**Source passage**.
--------

The last time I read a book set in Indiana it was about
The Greatest Town in America (First in Friendship, Fourth in Obesity). Throw in Hoosiers, the occasional Pacers game, and a high-school production of
The Music Man I saw when I was, at most, ten, and you've pretty much covered the extent of my exposure to the state. So, to say that
Frank Bill's
Crimes in Southern Indiana was a change of pace would be, at the very least, putting it mildly.

Looking at the picture of a young Frank Bill proudly checking out his new rifle in the first pages of the book, I found myself imagining a compassionate English teacher reading one of his stories and, grasping his shoulder, telling him what a talented young writer he is...right before calling Social Services. But, after reading this book, I'm not even sure they
have DSS workers waiting by the phone in southern Indiana, so, scratch that idea.

--------

**Using the information**.
• a. In the review of Crimes in Southern Indiana, why does the writer abandon the imagined scene of an English teacher calling Social Services?
• b. Carry on the review of Crimes in Southern Indiana from its last sentence.

(Document layout detection data)
--------

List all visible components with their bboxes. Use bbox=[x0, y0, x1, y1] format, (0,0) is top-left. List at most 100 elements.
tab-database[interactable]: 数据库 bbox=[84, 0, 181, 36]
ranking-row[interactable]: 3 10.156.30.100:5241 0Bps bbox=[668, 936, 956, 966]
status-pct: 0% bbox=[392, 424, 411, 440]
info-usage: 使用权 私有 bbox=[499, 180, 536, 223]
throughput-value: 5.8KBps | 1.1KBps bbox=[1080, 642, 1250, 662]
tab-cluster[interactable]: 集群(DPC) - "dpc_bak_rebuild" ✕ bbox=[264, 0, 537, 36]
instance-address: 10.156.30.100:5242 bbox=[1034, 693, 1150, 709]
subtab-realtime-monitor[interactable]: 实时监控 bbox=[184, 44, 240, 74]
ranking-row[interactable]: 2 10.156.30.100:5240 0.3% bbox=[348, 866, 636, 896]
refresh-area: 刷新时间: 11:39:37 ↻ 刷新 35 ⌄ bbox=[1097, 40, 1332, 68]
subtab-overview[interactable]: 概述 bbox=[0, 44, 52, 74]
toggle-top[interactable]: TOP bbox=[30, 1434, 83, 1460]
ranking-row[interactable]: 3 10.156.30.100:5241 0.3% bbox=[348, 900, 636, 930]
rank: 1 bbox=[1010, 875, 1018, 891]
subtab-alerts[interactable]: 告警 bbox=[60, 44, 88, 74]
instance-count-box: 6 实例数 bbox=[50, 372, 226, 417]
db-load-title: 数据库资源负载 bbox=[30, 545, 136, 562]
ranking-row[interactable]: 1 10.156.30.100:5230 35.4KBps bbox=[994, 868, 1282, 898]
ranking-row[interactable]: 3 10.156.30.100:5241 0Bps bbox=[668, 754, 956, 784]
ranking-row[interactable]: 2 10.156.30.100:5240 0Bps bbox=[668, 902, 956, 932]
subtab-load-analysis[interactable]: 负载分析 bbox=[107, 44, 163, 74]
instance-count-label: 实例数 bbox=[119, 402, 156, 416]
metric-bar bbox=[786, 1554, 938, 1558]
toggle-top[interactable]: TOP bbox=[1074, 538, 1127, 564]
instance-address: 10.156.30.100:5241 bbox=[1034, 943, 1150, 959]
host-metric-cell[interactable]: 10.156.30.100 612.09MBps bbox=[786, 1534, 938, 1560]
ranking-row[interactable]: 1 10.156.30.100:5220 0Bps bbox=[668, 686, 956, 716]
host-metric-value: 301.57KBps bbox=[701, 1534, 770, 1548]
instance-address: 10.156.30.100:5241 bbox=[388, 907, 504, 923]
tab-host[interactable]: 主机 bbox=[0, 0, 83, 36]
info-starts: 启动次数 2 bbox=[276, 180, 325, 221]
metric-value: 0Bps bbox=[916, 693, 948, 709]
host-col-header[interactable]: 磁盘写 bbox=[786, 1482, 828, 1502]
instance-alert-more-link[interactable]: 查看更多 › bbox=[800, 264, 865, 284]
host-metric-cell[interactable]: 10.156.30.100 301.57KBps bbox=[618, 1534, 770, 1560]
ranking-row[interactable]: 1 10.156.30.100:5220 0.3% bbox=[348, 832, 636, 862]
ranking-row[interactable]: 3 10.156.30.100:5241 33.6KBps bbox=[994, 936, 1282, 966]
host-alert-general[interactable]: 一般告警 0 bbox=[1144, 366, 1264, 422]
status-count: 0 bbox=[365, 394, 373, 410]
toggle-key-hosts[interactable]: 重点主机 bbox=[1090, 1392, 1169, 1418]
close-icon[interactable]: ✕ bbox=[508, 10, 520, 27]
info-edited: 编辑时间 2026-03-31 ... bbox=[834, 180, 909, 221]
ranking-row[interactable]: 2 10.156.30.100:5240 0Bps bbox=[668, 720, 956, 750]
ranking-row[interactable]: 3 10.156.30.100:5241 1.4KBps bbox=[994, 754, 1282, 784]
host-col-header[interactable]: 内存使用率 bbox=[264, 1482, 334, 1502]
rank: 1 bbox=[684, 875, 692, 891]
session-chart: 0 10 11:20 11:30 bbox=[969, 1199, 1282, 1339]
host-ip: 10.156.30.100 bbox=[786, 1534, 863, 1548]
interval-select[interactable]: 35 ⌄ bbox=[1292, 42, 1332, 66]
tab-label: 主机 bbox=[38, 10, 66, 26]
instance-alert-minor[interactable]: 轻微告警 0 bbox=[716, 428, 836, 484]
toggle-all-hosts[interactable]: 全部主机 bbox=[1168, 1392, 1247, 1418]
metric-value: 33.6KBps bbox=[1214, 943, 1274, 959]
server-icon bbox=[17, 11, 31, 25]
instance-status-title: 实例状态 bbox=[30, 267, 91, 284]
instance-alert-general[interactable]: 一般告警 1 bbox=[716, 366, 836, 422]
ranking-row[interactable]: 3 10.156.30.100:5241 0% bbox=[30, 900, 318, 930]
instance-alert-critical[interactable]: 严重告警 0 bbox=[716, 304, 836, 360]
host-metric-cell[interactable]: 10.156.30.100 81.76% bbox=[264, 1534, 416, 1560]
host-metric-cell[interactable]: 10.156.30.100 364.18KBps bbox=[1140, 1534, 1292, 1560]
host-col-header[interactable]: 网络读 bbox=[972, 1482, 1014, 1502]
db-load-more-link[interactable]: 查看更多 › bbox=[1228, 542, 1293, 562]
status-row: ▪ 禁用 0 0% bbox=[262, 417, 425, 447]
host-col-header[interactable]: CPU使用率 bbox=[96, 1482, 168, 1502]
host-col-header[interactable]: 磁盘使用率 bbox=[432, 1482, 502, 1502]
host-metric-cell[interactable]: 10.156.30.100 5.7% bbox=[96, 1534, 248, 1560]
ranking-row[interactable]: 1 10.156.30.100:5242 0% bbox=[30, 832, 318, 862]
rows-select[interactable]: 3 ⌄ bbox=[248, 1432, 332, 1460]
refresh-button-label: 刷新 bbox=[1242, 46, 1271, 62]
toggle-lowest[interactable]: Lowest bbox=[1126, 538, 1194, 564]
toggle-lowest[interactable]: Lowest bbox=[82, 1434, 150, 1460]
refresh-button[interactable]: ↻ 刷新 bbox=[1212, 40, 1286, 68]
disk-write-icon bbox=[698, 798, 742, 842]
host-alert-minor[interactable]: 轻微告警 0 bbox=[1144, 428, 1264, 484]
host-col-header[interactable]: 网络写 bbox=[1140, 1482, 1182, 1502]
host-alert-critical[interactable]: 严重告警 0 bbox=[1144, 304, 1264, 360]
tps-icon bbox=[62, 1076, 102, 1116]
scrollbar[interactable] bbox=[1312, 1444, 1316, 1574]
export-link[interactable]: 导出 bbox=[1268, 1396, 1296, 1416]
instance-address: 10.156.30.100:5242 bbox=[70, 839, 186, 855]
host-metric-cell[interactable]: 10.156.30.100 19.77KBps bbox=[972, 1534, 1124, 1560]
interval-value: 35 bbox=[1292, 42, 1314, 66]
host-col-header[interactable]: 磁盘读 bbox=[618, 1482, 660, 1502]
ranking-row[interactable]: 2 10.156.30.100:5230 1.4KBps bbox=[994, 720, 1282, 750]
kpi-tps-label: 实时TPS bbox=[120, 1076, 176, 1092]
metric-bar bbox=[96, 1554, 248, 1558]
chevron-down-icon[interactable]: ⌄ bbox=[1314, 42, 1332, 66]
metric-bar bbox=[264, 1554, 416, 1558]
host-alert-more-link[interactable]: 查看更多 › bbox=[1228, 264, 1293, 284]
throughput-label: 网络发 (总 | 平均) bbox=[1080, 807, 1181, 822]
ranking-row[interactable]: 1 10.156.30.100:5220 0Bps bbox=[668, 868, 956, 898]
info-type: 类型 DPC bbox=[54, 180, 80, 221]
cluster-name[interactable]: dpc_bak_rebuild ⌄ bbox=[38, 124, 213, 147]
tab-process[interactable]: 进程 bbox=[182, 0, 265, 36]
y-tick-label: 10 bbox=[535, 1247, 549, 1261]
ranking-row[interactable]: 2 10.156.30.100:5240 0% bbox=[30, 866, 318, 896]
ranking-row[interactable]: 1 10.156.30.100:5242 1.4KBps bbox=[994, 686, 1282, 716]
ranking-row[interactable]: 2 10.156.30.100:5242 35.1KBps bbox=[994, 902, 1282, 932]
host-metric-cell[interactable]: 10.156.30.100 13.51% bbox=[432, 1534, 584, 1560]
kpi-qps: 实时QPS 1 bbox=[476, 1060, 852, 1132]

--------

**Solved problems**.
• a. After reading the book, the writer isn't even sure southern Indiana has DSS workers waiting by the phone, so the idea gets scratched.

• b.
The pages are a buckshot-filled explosion of the darkest corners of small town America. A list of the topics covered (incest, patricide/matricide/fratricide, meth-fueled murder) doesn't begin to hint at the gut-punching level of, not depravity, but something made more sinister by how quotidian these taboos can seem in context.
I'm not usually one for short stories, but Bill does an incredible job of creating characters whose inner lives and histories are conveyed in so few words. My only hesitation to reach for
Donnybrook is that I just have no stomach for any violence involving animals (so, someone else will have to tell me if that one is NSFM).